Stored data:
+-------+

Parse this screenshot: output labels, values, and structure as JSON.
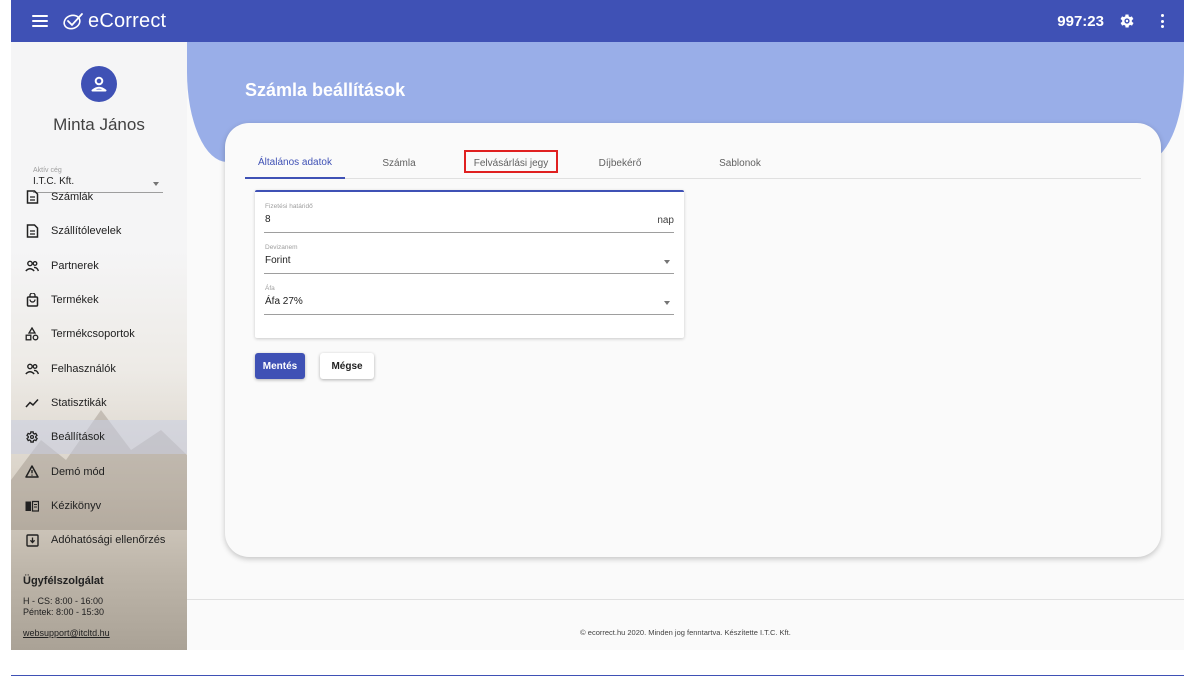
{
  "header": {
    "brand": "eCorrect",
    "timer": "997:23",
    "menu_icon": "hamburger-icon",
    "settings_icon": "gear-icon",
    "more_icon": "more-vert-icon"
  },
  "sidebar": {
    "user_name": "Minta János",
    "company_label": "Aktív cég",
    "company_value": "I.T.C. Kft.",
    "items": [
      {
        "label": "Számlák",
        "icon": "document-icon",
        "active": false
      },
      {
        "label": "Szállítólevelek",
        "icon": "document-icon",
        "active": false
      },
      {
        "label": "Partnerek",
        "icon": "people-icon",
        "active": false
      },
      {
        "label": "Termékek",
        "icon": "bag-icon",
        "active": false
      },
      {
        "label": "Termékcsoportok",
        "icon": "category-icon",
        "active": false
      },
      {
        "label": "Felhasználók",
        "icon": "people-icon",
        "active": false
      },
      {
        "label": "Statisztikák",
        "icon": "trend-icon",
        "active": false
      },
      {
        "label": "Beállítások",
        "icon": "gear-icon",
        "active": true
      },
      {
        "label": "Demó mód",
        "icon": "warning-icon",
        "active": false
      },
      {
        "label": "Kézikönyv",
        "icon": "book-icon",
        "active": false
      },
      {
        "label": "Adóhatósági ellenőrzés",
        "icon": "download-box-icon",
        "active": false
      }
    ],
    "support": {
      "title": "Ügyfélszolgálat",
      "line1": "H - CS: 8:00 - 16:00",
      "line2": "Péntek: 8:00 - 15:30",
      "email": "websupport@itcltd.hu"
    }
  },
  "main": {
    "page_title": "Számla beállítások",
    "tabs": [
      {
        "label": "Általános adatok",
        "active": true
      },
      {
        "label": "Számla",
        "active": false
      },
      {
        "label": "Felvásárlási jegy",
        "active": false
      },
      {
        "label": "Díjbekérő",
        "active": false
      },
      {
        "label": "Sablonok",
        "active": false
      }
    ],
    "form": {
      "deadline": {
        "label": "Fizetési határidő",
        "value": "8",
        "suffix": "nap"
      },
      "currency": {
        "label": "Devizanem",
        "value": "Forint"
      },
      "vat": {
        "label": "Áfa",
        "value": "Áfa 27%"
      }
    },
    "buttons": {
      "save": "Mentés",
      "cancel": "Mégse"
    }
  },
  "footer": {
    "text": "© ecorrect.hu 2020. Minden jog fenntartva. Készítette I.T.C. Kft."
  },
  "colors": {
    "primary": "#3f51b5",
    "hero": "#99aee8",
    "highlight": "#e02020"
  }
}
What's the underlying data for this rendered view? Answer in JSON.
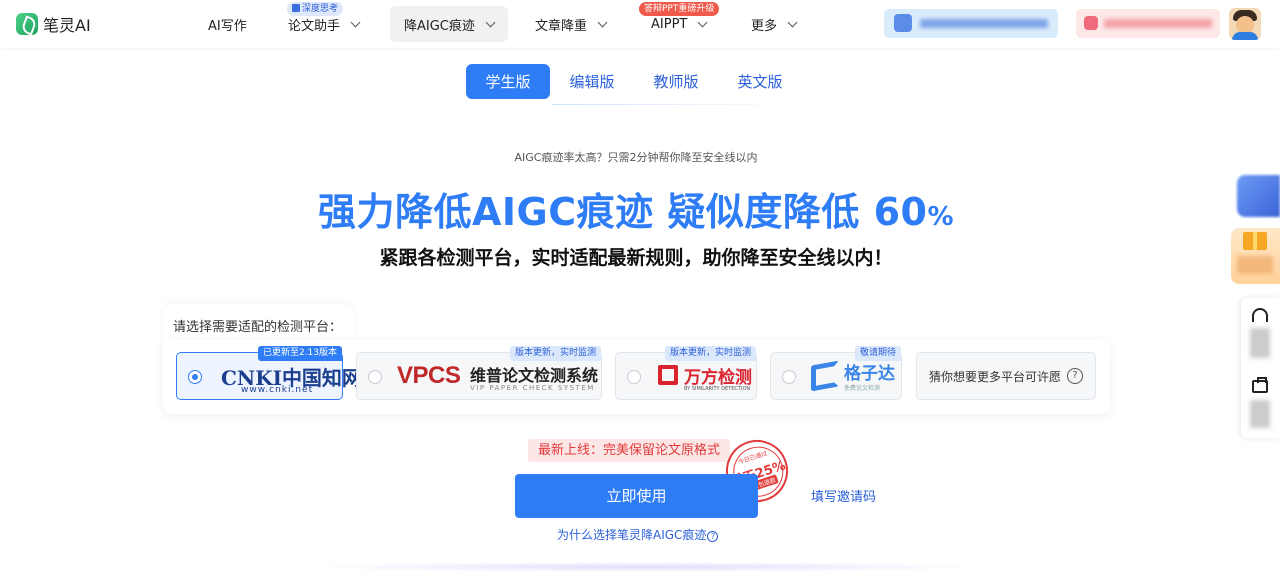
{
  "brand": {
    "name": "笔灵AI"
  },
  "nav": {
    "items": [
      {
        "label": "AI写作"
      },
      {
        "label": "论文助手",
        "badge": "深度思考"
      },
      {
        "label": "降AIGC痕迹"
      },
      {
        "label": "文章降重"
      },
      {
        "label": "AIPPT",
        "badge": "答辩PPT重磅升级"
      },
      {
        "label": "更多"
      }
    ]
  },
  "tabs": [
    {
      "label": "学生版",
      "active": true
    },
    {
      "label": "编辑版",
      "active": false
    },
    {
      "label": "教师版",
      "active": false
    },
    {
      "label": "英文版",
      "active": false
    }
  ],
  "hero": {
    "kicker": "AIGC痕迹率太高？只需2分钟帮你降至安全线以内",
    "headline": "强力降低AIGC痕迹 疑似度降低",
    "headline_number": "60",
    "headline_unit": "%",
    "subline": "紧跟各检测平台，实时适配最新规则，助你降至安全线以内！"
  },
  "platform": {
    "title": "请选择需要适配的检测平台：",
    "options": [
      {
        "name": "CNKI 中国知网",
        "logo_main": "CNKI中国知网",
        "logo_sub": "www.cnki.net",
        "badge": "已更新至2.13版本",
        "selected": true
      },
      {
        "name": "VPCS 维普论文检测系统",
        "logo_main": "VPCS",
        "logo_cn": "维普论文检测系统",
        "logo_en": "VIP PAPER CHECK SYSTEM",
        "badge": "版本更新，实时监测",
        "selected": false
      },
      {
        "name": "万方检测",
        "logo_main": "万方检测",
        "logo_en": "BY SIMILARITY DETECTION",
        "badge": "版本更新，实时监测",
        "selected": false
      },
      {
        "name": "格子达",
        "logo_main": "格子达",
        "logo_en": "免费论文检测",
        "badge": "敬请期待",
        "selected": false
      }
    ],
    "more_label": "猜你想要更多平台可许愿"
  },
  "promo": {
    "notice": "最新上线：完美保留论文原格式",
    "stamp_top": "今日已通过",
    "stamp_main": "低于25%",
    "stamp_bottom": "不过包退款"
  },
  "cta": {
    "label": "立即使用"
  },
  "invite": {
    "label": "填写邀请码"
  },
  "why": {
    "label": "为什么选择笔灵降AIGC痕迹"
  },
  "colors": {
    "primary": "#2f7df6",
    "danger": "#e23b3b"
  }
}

+-------+

YOUR INSTRUCTIONS> Leave out the pictures, and give all the records again exactly.

THE SOLUTION>
Parse this screenshot: output labels, values, and structure as JSON.
{
  "header": {
    "brand": "eCorrect",
    "timer": "997:23",
    "menu_icon": "hamburger-icon",
    "settings_icon": "gear-icon",
    "more_icon": "more-vert-icon"
  },
  "sidebar": {
    "user_name": "Minta János",
    "company_label": "Aktív cég",
    "company_value": "I.T.C. Kft.",
    "items": [
      {
        "label": "Számlák",
        "icon": "document-icon",
        "active": false
      },
      {
        "label": "Szállítólevelek",
        "icon": "document-icon",
        "active": false
      },
      {
        "label": "Partnerek",
        "icon": "people-icon",
        "active": false
      },
      {
        "label": "Termékek",
        "icon": "bag-icon",
        "active": false
      },
      {
        "label": "Termékcsoportok",
        "icon": "category-icon",
        "active": false
      },
      {
        "label": "Felhasználók",
        "icon": "people-icon",
        "active": false
      },
      {
        "label": "Statisztikák",
        "icon": "trend-icon",
        "active": false
      },
      {
        "label": "Beállítások",
        "icon": "gear-icon",
        "active": true
      },
      {
        "label": "Demó mód",
        "icon": "warning-icon",
        "active": false
      },
      {
        "label": "Kézikönyv",
        "icon": "book-icon",
        "active": false
      },
      {
        "label": "Adóhatósági ellenőrzés",
        "icon": "download-box-icon",
        "active": false
      }
    ],
    "support": {
      "title": "Ügyfélszolgálat",
      "line1": "H - CS: 8:00 - 16:00",
      "line2": "Péntek: 8:00 - 15:30",
      "email": "websupport@itcltd.hu"
    }
  },
  "main": {
    "page_title": "Számla beállítások",
    "tabs": [
      {
        "label": "Általános adatok",
        "active": true
      },
      {
        "label": "Számla",
        "active": false
      },
      {
        "label": "Felvásárlási jegy",
        "active": false
      },
      {
        "label": "Díjbekérő",
        "active": false
      },
      {
        "label": "Sablonok",
        "active": false
      }
    ],
    "form": {
      "deadline": {
        "label": "Fizetési határidő",
        "value": "8",
        "suffix": "nap"
      },
      "currency": {
        "label": "Devizanem",
        "value": "Forint"
      },
      "vat": {
        "label": "Áfa",
        "value": "Áfa 27%"
      }
    },
    "buttons": {
      "save": "Mentés",
      "cancel": "Mégse"
    }
  },
  "footer": {
    "text": "© ecorrect.hu 2020. Minden jog fenntartva. Készítette I.T.C. Kft."
  },
  "colors": {
    "primary": "#3f51b5",
    "hero": "#99aee8",
    "highlight": "#e02020"
  }
}
What's the underlying data for this rendered view? Answer in JSON.
{
  "brand": {
    "name": "笔灵AI"
  },
  "nav": {
    "items": [
      {
        "label": "AI写作"
      },
      {
        "label": "论文助手",
        "badge": "深度思考"
      },
      {
        "label": "降AIGC痕迹"
      },
      {
        "label": "文章降重"
      },
      {
        "label": "AIPPT",
        "badge": "答辩PPT重磅升级"
      },
      {
        "label": "更多"
      }
    ]
  },
  "tabs": [
    {
      "label": "学生版",
      "active": true
    },
    {
      "label": "编辑版",
      "active": false
    },
    {
      "label": "教师版",
      "active": false
    },
    {
      "label": "英文版",
      "active": false
    }
  ],
  "hero": {
    "kicker": "AIGC痕迹率太高？只需2分钟帮你降至安全线以内",
    "headline": "强力降低AIGC痕迹 疑似度降低",
    "headline_number": "60",
    "headline_unit": "%",
    "subline": "紧跟各检测平台，实时适配最新规则，助你降至安全线以内！"
  },
  "platform": {
    "title": "请选择需要适配的检测平台：",
    "options": [
      {
        "name": "CNKI 中国知网",
        "logo_main": "CNKI中国知网",
        "logo_sub": "www.cnki.net",
        "badge": "已更新至2.13版本",
        "selected": true
      },
      {
        "name": "VPCS 维普论文检测系统",
        "logo_main": "VPCS",
        "logo_cn": "维普论文检测系统",
        "logo_en": "VIP PAPER CHECK SYSTEM",
        "badge": "版本更新，实时监测",
        "selected": false
      },
      {
        "name": "万方检测",
        "logo_main": "万方检测",
        "logo_en": "BY SIMILARITY DETECTION",
        "badge": "版本更新，实时监测",
        "selected": false
      },
      {
        "name": "格子达",
        "logo_main": "格子达",
        "logo_en": "免费论文检测",
        "badge": "敬请期待",
        "selected": false
      }
    ],
    "more_label": "猜你想要更多平台可许愿"
  },
  "promo": {
    "notice": "最新上线：完美保留论文原格式",
    "stamp_top": "今日已通过",
    "stamp_main": "低于25%",
    "stamp_bottom": "不过包退款"
  },
  "cta": {
    "label": "立即使用"
  },
  "invite": {
    "label": "填写邀请码"
  },
  "why": {
    "label": "为什么选择笔灵降AIGC痕迹"
  },
  "colors": {
    "primary": "#2f7df6",
    "danger": "#e23b3b"
  }
}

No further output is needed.